#### What you are asked to do:
Determine how many lines in the entries below include "this". The reply should be that number and nothing else.

#### Data shown:
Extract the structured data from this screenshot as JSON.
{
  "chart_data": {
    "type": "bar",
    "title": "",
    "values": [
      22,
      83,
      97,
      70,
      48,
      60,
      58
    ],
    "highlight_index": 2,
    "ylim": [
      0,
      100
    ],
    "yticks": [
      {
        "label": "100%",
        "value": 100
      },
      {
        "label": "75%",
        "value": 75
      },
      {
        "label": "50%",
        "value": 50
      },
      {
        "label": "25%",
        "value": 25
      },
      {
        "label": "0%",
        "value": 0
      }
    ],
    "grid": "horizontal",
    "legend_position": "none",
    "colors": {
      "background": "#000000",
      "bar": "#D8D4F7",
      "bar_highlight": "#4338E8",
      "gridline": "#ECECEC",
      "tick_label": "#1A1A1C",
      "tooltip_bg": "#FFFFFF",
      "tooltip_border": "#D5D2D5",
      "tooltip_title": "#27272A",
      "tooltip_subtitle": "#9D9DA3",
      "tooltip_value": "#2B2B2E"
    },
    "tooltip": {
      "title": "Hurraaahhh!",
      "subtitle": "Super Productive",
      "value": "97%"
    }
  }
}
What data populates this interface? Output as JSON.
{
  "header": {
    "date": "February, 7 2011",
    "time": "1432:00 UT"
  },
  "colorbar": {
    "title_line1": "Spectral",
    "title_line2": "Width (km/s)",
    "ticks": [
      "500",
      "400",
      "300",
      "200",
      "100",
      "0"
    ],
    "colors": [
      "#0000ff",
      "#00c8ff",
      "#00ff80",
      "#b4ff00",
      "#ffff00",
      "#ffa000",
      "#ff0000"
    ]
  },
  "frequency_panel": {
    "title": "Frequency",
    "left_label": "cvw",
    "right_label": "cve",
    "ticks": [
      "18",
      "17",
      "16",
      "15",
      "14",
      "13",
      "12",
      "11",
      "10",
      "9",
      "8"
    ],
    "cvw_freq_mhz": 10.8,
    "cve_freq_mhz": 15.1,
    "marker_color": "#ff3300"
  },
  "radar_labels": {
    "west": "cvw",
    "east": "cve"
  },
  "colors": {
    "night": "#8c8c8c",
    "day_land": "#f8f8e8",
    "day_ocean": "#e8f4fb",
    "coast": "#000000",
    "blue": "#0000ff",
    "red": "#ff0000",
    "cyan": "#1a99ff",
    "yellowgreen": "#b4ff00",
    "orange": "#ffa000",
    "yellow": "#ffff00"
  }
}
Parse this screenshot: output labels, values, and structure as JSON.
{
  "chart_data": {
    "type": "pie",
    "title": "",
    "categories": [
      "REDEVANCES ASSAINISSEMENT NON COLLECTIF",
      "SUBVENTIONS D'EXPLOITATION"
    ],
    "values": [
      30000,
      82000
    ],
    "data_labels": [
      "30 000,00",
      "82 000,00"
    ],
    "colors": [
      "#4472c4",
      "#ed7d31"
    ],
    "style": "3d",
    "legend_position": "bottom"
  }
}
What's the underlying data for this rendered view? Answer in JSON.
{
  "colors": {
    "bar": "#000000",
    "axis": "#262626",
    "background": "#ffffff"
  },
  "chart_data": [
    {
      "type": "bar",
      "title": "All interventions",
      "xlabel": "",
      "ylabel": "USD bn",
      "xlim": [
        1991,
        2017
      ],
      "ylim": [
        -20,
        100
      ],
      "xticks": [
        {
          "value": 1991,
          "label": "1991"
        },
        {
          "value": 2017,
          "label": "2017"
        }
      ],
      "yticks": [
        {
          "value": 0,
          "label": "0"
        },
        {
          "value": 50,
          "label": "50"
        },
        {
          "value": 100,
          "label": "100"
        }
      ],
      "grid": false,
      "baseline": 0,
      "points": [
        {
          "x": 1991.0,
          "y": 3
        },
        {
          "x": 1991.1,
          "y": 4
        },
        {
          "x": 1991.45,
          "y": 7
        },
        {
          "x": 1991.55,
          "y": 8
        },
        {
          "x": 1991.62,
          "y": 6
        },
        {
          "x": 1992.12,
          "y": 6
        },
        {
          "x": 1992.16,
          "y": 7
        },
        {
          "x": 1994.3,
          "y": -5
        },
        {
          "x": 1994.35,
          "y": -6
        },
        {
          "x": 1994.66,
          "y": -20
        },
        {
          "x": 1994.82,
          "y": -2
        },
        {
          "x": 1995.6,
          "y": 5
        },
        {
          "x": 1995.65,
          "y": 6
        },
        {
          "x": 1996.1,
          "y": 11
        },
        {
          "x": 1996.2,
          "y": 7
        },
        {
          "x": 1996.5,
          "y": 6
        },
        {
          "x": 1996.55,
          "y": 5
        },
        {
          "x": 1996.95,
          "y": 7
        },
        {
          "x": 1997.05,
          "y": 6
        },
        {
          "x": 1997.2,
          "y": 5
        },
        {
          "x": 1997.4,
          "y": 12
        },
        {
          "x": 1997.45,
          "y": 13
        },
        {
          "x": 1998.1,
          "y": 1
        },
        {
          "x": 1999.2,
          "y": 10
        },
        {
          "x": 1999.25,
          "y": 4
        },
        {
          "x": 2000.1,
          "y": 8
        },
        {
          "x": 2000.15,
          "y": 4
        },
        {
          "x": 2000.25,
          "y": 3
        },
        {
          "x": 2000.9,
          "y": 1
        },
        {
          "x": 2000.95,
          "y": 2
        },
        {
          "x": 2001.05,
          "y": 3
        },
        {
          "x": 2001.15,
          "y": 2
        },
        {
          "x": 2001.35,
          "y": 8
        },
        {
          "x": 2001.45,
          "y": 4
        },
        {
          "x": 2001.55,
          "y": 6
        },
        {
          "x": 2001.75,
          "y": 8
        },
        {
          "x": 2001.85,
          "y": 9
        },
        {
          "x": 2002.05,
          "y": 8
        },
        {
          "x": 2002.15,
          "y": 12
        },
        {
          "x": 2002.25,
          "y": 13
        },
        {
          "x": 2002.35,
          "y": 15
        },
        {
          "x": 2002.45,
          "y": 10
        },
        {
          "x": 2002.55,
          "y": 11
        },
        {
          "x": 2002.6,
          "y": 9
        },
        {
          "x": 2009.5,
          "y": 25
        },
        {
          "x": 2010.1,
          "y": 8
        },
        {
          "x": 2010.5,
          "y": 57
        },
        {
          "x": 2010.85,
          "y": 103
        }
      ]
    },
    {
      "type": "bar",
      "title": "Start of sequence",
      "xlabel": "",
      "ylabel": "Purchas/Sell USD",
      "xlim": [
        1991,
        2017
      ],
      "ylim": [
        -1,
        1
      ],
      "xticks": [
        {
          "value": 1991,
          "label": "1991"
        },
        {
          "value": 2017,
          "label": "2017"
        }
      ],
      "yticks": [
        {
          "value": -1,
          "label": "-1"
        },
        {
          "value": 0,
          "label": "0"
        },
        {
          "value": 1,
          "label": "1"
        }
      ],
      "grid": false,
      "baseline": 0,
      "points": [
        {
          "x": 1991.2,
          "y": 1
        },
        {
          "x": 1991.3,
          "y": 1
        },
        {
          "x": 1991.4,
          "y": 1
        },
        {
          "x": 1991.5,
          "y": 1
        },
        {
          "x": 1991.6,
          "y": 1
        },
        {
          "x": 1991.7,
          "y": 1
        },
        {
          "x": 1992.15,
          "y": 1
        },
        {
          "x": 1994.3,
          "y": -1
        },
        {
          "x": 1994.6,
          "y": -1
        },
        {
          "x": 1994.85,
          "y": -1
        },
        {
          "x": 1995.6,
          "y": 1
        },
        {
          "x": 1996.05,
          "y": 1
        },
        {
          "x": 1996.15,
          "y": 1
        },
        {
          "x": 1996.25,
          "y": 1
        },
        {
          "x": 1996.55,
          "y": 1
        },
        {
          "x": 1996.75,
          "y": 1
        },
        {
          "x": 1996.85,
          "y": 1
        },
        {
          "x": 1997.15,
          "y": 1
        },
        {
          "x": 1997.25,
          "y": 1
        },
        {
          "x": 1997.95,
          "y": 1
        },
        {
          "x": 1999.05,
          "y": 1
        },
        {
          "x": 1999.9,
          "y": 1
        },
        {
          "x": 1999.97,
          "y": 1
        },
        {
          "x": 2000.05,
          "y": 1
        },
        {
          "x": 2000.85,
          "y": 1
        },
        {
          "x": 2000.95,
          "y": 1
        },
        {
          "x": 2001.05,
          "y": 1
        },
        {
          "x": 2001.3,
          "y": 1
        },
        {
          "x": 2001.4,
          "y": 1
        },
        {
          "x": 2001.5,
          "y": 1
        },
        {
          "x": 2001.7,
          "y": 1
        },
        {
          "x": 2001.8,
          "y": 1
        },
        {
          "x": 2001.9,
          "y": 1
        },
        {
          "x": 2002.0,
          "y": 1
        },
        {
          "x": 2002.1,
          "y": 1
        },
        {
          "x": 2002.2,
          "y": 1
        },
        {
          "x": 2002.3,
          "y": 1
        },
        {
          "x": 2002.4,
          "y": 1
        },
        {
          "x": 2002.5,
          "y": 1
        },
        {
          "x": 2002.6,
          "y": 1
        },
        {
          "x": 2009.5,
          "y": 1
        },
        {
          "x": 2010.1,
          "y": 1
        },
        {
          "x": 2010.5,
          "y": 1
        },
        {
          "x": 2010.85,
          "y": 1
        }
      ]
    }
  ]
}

#### Exercise result:
4